[Extracts from a graphics dataset]
--

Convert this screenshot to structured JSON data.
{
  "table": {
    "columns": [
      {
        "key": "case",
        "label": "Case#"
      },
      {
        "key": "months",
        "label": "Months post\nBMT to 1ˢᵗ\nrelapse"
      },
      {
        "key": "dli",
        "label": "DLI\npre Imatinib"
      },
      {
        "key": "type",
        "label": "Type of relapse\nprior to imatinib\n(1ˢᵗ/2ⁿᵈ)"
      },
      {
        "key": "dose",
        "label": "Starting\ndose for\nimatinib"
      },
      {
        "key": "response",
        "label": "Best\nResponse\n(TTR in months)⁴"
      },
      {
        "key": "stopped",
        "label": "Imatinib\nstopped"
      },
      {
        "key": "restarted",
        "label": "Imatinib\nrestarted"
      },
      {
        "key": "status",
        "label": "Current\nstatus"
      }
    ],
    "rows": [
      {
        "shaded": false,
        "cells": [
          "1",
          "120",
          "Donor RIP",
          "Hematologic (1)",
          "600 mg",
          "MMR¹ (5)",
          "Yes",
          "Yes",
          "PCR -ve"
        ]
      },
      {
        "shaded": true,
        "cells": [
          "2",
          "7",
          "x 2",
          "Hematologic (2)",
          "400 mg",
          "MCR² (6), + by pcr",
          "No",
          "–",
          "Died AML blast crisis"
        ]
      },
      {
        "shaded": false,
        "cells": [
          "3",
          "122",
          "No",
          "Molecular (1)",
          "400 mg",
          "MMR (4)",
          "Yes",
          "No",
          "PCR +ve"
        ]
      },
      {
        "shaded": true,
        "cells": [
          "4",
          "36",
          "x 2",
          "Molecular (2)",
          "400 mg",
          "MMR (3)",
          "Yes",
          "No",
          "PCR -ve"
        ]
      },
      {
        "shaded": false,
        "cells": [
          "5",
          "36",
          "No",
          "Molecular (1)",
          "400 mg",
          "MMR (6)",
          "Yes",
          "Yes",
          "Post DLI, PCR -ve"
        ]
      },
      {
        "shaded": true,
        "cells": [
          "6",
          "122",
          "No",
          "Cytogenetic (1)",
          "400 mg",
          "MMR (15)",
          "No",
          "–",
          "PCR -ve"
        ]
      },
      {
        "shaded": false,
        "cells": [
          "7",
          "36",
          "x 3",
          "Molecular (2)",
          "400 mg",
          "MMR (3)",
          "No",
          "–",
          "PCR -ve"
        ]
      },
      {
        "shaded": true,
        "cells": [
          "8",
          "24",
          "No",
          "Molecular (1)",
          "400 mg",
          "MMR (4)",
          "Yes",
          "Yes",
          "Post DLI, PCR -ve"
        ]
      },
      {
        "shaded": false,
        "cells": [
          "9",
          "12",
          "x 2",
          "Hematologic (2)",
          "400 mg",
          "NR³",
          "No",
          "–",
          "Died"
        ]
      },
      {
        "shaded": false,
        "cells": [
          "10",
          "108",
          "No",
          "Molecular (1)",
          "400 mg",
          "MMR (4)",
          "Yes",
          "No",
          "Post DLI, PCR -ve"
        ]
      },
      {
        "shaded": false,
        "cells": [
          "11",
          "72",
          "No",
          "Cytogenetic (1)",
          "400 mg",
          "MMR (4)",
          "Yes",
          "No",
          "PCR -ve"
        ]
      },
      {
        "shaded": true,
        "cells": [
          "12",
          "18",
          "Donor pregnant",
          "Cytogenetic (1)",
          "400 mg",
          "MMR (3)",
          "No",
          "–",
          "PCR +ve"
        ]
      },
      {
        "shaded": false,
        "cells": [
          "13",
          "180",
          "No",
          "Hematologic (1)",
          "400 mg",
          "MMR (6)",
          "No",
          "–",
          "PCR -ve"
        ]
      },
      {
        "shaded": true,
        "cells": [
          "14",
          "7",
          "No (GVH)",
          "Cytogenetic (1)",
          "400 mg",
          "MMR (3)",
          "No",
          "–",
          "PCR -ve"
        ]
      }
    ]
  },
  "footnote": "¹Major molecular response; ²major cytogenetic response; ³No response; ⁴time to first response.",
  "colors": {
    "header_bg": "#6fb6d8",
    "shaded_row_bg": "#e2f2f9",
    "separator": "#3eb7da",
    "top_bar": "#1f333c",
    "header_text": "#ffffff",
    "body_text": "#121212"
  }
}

--

◆ **Set problem**
Every entry should be printed again exactly as it stands.

◆ **Result of this exercise**
Convert this screenshot to structured JSON data.
{
  "table": {
    "columns": [
      {
        "key": "case",
        "label": "Case#"
      },
      {
        "key": "months",
        "label": "Months post\nBMT to 1ˢᵗ\nrelapse"
      },
      {
        "key": "dli",
        "label": "DLI\npre Imatinib"
      },
      {
        "key": "type",
        "label": "Type of relapse\nprior to imatinib\n(1ˢᵗ/2ⁿᵈ)"
      },
      {
        "key": "dose",
        "label": "Starting\ndose for\nimatinib"
      },
      {
        "key": "response",
        "label": "Best\nResponse\n(TTR in months)⁴"
      },
      {
        "key": "stopped",
        "label": "Imatinib\nstopped"
      },
      {
        "key": "restarted",
        "label": "Imatinib\nrestarted"
      },
      {
        "key": "status",
        "label": "Current\nstatus"
      }
    ],
    "rows": [
      {
        "shaded": false,
        "cells": [
          "1",
          "120",
          "Donor RIP",
          "Hematologic (1)",
          "600 mg",
          "MMR¹ (5)",
          "Yes",
          "Yes",
          "PCR -ve"
        ]
      },
      {
        "shaded": true,
        "cells": [
          "2",
          "7",
          "x 2",
          "Hematologic (2)",
          "400 mg",
          "MCR² (6), + by pcr",
          "No",
          "–",
          "Died AML blast crisis"
        ]
      },
      {
        "shaded": false,
        "cells": [
          "3",
          "122",
          "No",
          "Molecular (1)",
          "400 mg",
          "MMR (4)",
          "Yes",
          "No",
          "PCR +ve"
        ]
      },
      {
        "shaded": true,
        "cells": [
          "4",
          "36",
          "x 2",
          "Molecular (2)",
          "400 mg",
          "MMR (3)",
          "Yes",
          "No",
          "PCR -ve"
        ]
      },
      {
        "shaded": false,
        "cells": [
          "5",
          "36",
          "No",
          "Molecular (1)",
          "400 mg",
          "MMR (6)",
          "Yes",
          "Yes",
          "Post DLI, PCR -ve"
        ]
      },
      {
        "shaded": true,
        "cells": [
          "6",
          "122",
          "No",
          "Cytogenetic (1)",
          "400 mg",
          "MMR (15)",
          "No",
          "–",
          "PCR -ve"
        ]
      },
      {
        "shaded": false,
        "cells": [
          "7",
          "36",
          "x 3",
          "Molecular (2)",
          "400 mg",
          "MMR (3)",
          "No",
          "–",
          "PCR -ve"
        ]
      },
      {
        "shaded": true,
        "cells": [
          "8",
          "24",
          "No",
          "Molecular (1)",
          "400 mg",
          "MMR (4)",
          "Yes",
          "Yes",
          "Post DLI, PCR -ve"
        ]
      },
      {
        "shaded": false,
        "cells": [
          "9",
          "12",
          "x 2",
          "Hematologic (2)",
          "400 mg",
          "NR³",
          "No",
          "–",
          "Died"
        ]
      },
      {
        "shaded": false,
        "cells": [
          "10",
          "108",
          "No",
          "Molecular (1)",
          "400 mg",
          "MMR (4)",
          "Yes",
          "No",
          "Post DLI, PCR -ve"
        ]
      },
      {
        "shaded": false,
        "cells": [
          "11",
          "72",
          "No",
          "Cytogenetic (1)",
          "400 mg",
          "MMR (4)",
          "Yes",
          "No",
          "PCR -ve"
        ]
      },
      {
        "shaded": true,
        "cells": [
          "12",
          "18",
          "Donor pregnant",
          "Cytogenetic (1)",
          "400 mg",
          "MMR (3)",
          "No",
          "–",
          "PCR +ve"
        ]
      },
      {
        "shaded": false,
        "cells": [
          "13",
          "180",
          "No",
          "Hematologic (1)",
          "400 mg",
          "MMR (6)",
          "No",
          "–",
          "PCR -ve"
        ]
      },
      {
        "shaded": true,
        "cells": [
          "14",
          "7",
          "No (GVH)",
          "Cytogenetic (1)",
          "400 mg",
          "MMR (3)",
          "No",
          "–",
          "PCR -ve"
        ]
      }
    ]
  },
  "footnote": "¹Major molecular response; ²major cytogenetic response; ³No response; ⁴time to first response.",
  "colors": {
    "header_bg": "#6fb6d8",
    "shaded_row_bg": "#e2f2f9",
    "separator": "#3eb7da",
    "top_bar": "#1f333c",
    "header_text": "#ffffff",
    "body_text": "#121212"
  }
}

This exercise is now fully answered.